start Records supplied

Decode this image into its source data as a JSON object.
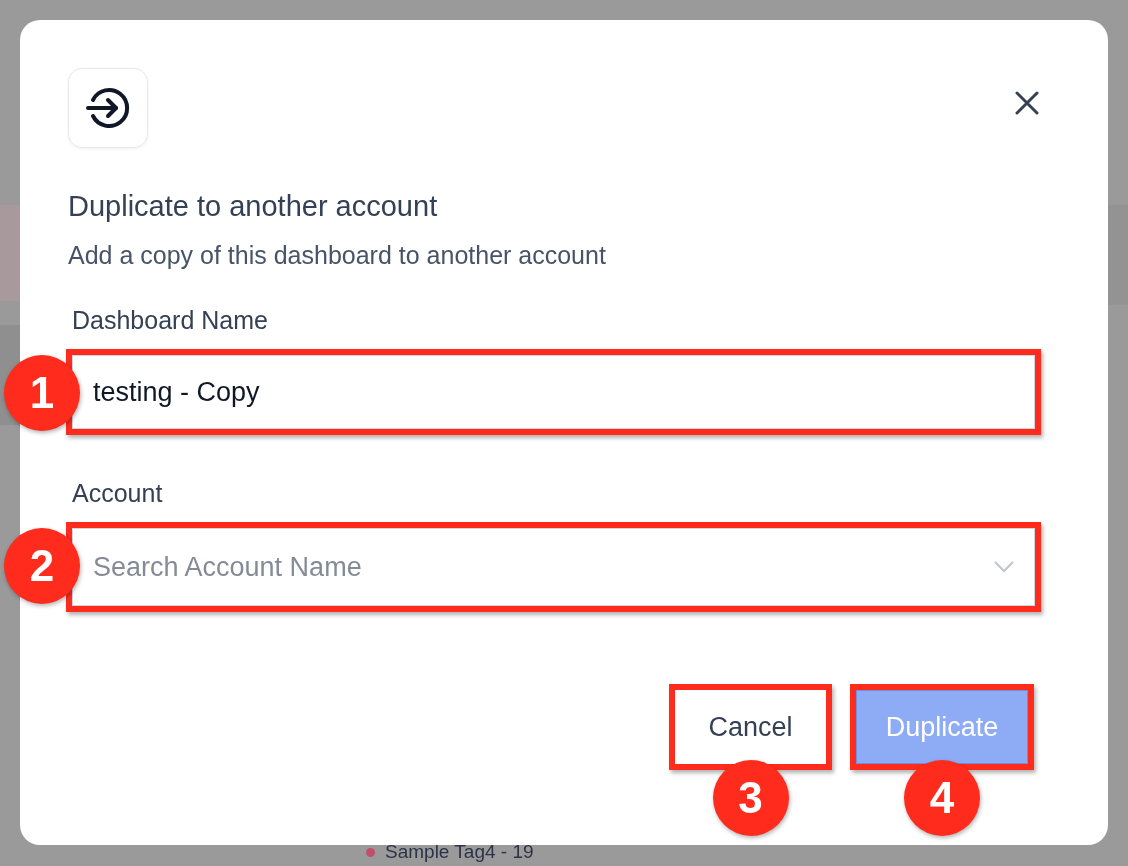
{
  "background": {
    "legend_item": {
      "label": "Sample Tag4 - 19",
      "color": "#c0506a"
    }
  },
  "dialog": {
    "title": "Duplicate to another account",
    "subtitle": "Add a copy of this dashboard to another account",
    "fields": [
      {
        "kind": "text",
        "label": "Dashboard Name",
        "value": "testing - Copy",
        "callout": "1"
      },
      {
        "kind": "select",
        "label": "Account",
        "placeholder": "Search Account Name",
        "callout": "2"
      }
    ],
    "buttons": [
      {
        "kind": "secondary",
        "label": "Cancel",
        "callout": "3"
      },
      {
        "kind": "primary",
        "label": "Duplicate",
        "callout": "4"
      }
    ]
  }
}
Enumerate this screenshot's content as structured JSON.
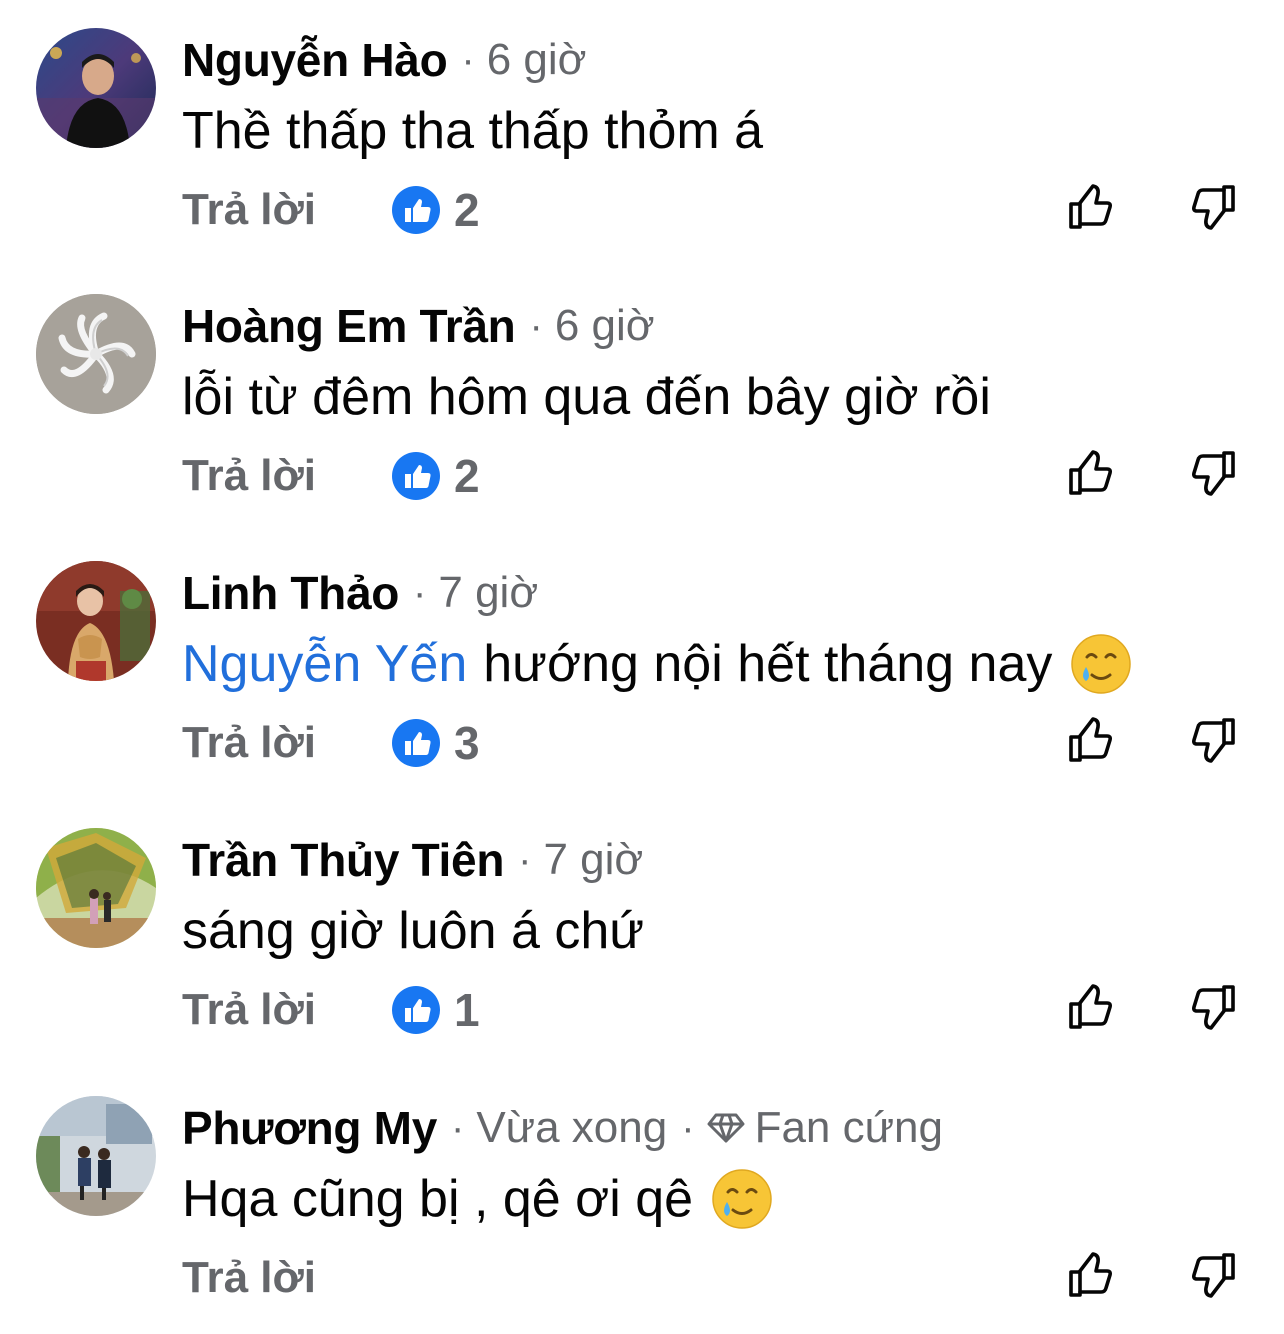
{
  "comments": [
    {
      "author": "Nguyễn Hào",
      "separator": "·",
      "time": "6 giờ",
      "text": "Thề thấp tha thấp thỏm á",
      "reply_label": "Trả lời",
      "like_count": "2"
    },
    {
      "author": "Hoàng Em Trần",
      "separator": "·",
      "time": "6 giờ",
      "text": "lỗi từ đêm hôm qua đến bây giờ rồi",
      "reply_label": "Trả lời",
      "like_count": "2"
    },
    {
      "author": "Linh Thảo",
      "separator": "·",
      "time": "7 giờ",
      "mention": "Nguyễn Yến",
      "text": "hướng nội hết tháng nay",
      "emoji": "smiling-face-with-tear",
      "reply_label": "Trả lời",
      "like_count": "3"
    },
    {
      "author": "Trần Thủy Tiên",
      "separator": "·",
      "time": "7 giờ",
      "text": "sáng giờ luôn á chứ",
      "reply_label": "Trả lời",
      "like_count": "1"
    },
    {
      "author": "Phương My",
      "separator": "·",
      "time": "Vừa xong",
      "separator2": "·",
      "badge_icon": "diamond-icon",
      "badge": "Fan cứng",
      "text": "Hqa cũng bị , qê ơi qê",
      "emoji": "smiling-face-with-tear",
      "reply_label": "Trả lời"
    }
  ],
  "colors": {
    "accent_blue": "#216fdb",
    "like_badge": "#1877f2",
    "meta_gray": "#65676b",
    "text": "#050505"
  }
}
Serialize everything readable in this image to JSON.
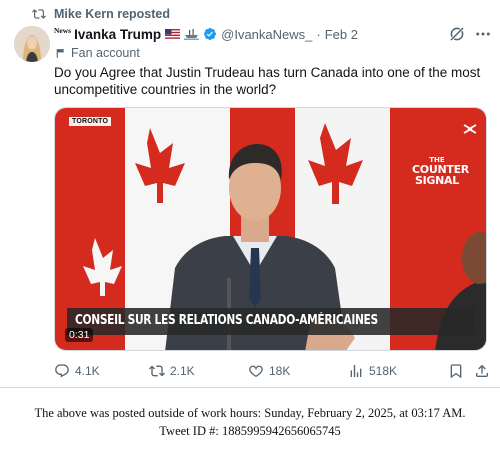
{
  "repost": {
    "text": "Mike Kern reposted",
    "icon": "repost-icon"
  },
  "author": {
    "news_tag": "News",
    "display_name": "Ivanka Trump",
    "handle": "@IvankaNews_",
    "separator": "·",
    "date": "Feb 2",
    "badges": [
      "us-flag-icon",
      "ship-icon",
      "verified-badge-icon"
    ],
    "label": "Fan account",
    "label_icon": "fan-account-icon"
  },
  "tweet": {
    "text": "Do you Agree that Justin Trudeau has turn Canada into one of the most uncompetitive countries in the world?"
  },
  "media": {
    "location_tag": "TORONTO",
    "brand_small": "THE",
    "brand_line1": "COUNTER",
    "brand_line2": "SIGNAL",
    "caption": "CONSEIL SUR LES RELATIONS CANADO-AMÉRICAINES",
    "duration": "0:31"
  },
  "actions": {
    "replies": "4.1K",
    "reposts": "2.1K",
    "likes": "18K",
    "views": "518K"
  },
  "footer": {
    "line1": "The above was posted outside of work hours: Sunday, February 2, 2025, at 03:17 AM.",
    "line2": "Tweet ID #: 1885995942656065745"
  },
  "colors": {
    "secondary_text": "#536471",
    "verified_blue": "#1d9bf0",
    "flag_red": "#d52b1e"
  }
}
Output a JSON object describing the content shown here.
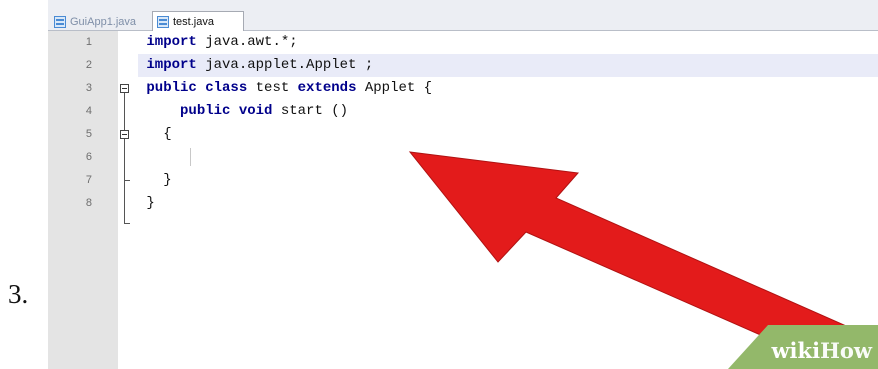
{
  "step": {
    "label": "3."
  },
  "tabs": [
    {
      "label": "GuiApp1.java",
      "active": false
    },
    {
      "label": "test.java",
      "active": true
    }
  ],
  "editor": {
    "highlighted_line": 2,
    "lines": [
      {
        "num": "1",
        "tokens": [
          {
            "t": "import",
            "k": "kw"
          },
          {
            "t": " java.awt.*;",
            "k": "cm"
          }
        ]
      },
      {
        "num": "2",
        "tokens": [
          {
            "t": "import",
            "k": "kw"
          },
          {
            "t": " java.applet.Applet ;",
            "k": "cm"
          }
        ]
      },
      {
        "num": "3",
        "tokens": [
          {
            "t": "public class",
            "k": "kw"
          },
          {
            "t": " test ",
            "k": "cm"
          },
          {
            "t": "extends",
            "k": "kw"
          },
          {
            "t": " Applet {",
            "k": "cm"
          }
        ]
      },
      {
        "num": "4",
        "tokens": [
          {
            "t": "    public void",
            "k": "kw"
          },
          {
            "t": " start ()",
            "k": "cm"
          }
        ]
      },
      {
        "num": "5",
        "tokens": [
          {
            "t": "  {",
            "k": "cm"
          }
        ]
      },
      {
        "num": "6",
        "tokens": [
          {
            "t": "",
            "k": "cm"
          }
        ]
      },
      {
        "num": "7",
        "tokens": [
          {
            "t": "  }",
            "k": "cm"
          }
        ]
      },
      {
        "num": "8",
        "tokens": [
          {
            "t": "}",
            "k": "cm"
          }
        ]
      }
    ]
  },
  "annotation": {
    "type": "red-arrow",
    "points_to": "start ()",
    "color": "#e31b1b"
  },
  "watermark": {
    "part1": "wiki",
    "part2": "How",
    "bg": "#93b86a"
  },
  "colors": {
    "keyword": "#00008b",
    "line_highlight": "#e9ebf8",
    "gutter": "#e4e4e4"
  }
}
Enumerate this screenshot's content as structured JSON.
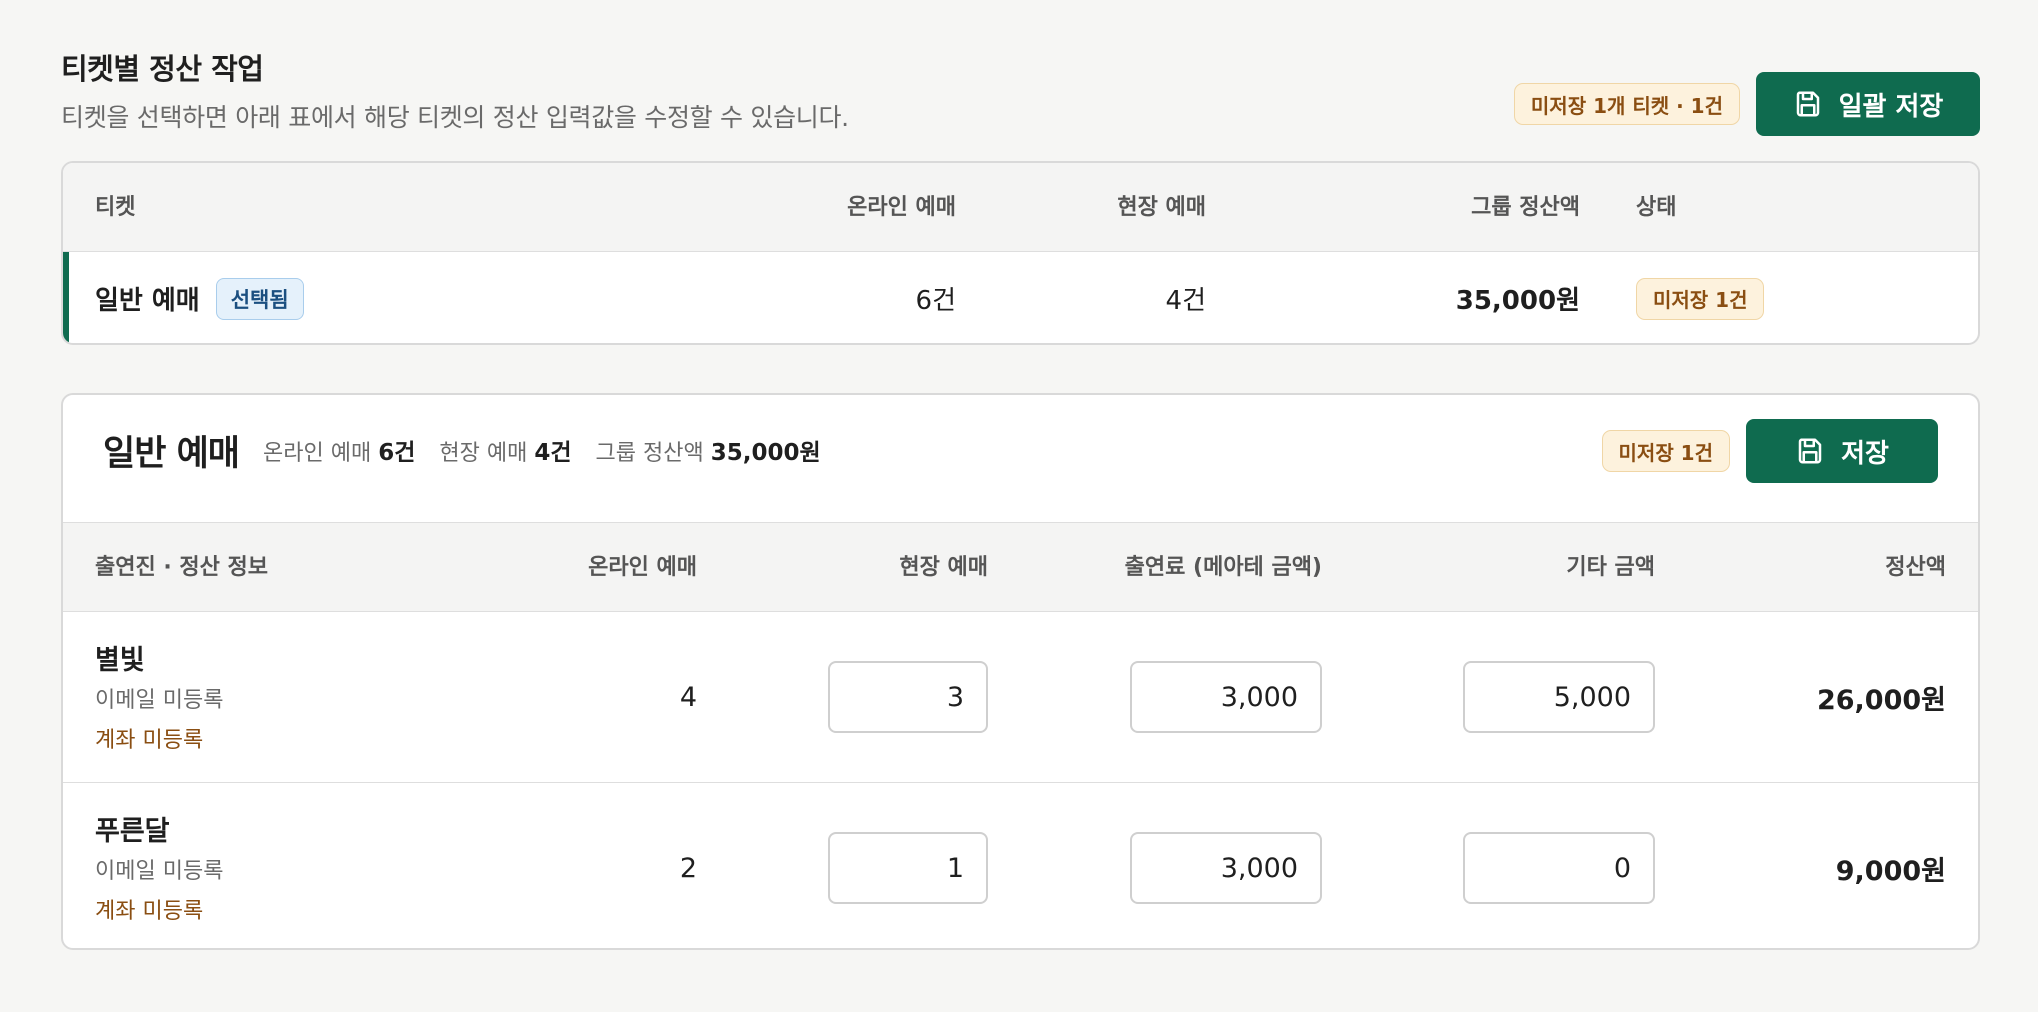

end Records supplied

The request:
Note every line above where the string "Duplicate" shows up, and copy those lines.

Completed exercise:
    "title": "Duplicate to another account",
        "label": "Duplicate",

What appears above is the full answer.